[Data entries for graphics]
......

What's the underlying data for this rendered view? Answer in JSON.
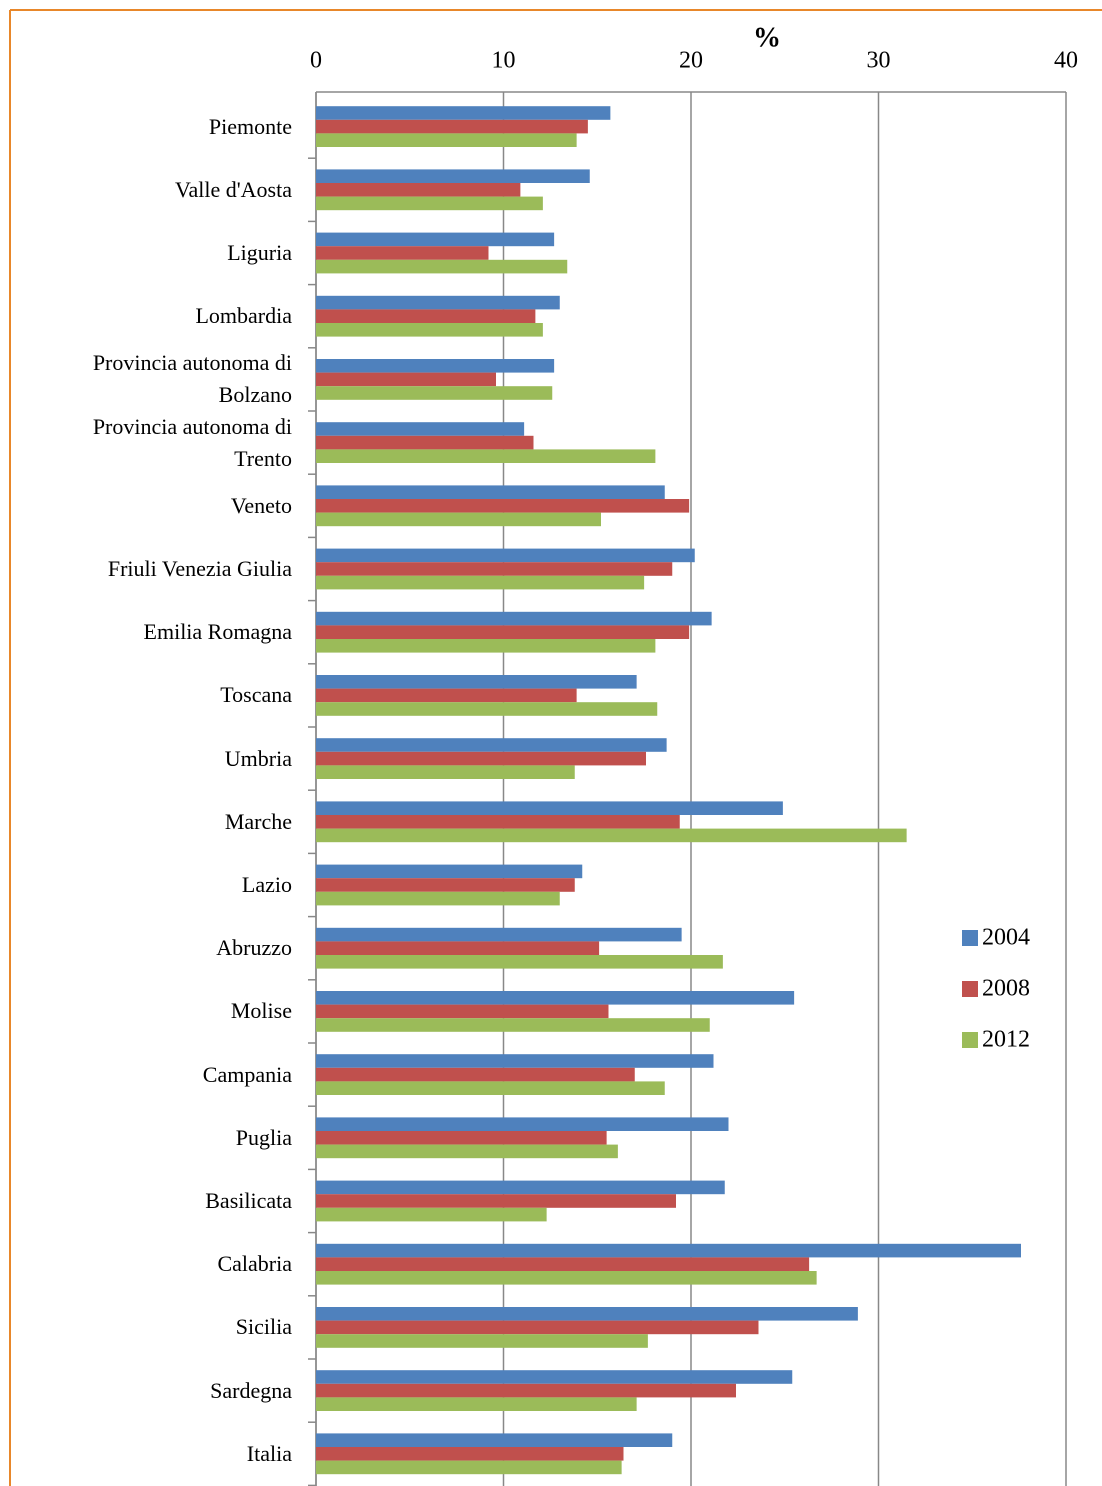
{
  "chart_data": {
    "type": "bar",
    "orientation": "horizontal",
    "xlabel": "%",
    "categories": [
      "Piemonte",
      "Valle d'Aosta",
      "Liguria",
      "Lombardia",
      "Provincia autonoma di Bolzano",
      "Provincia autonoma di Trento",
      "Veneto",
      "Friuli Venezia Giulia",
      "Emilia Romagna",
      "Toscana",
      "Umbria",
      "Marche",
      "Lazio",
      "Abruzzo",
      "Molise",
      "Campania",
      "Puglia",
      "Basilicata",
      "Calabria",
      "Sicilia",
      "Sardegna",
      "Italia"
    ],
    "series": [
      {
        "name": "2004",
        "color": "#4f81bd",
        "values": [
          15.7,
          14.6,
          12.7,
          13.0,
          12.7,
          11.1,
          18.6,
          20.2,
          21.1,
          17.1,
          18.7,
          24.9,
          14.2,
          19.5,
          25.5,
          21.2,
          22.0,
          21.8,
          37.6,
          28.9,
          25.4,
          19.0
        ]
      },
      {
        "name": "2008",
        "color": "#c0504d",
        "values": [
          14.5,
          10.9,
          9.2,
          11.7,
          9.6,
          11.6,
          19.9,
          19.0,
          19.9,
          13.9,
          17.6,
          19.4,
          13.8,
          15.1,
          15.6,
          17.0,
          15.5,
          19.2,
          26.3,
          23.6,
          22.4,
          16.4
        ]
      },
      {
        "name": "2012",
        "color": "#9bbb59",
        "values": [
          13.9,
          12.1,
          13.4,
          12.1,
          12.6,
          18.1,
          15.2,
          17.5,
          18.1,
          18.2,
          13.8,
          31.5,
          13.0,
          21.7,
          21.0,
          18.6,
          16.1,
          12.3,
          26.7,
          17.7,
          17.1,
          16.3
        ]
      }
    ],
    "xlim": [
      0,
      40
    ],
    "xticks": [
      0,
      10,
      20,
      30,
      40
    ],
    "grid": true,
    "legend": "right"
  }
}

......

Work to do:
Copy all lines in the listing above where the string "color" appears.

Solution:
        "color": "#4f81bd",
        "color": "#c0504d",
        "color": "#9bbb59",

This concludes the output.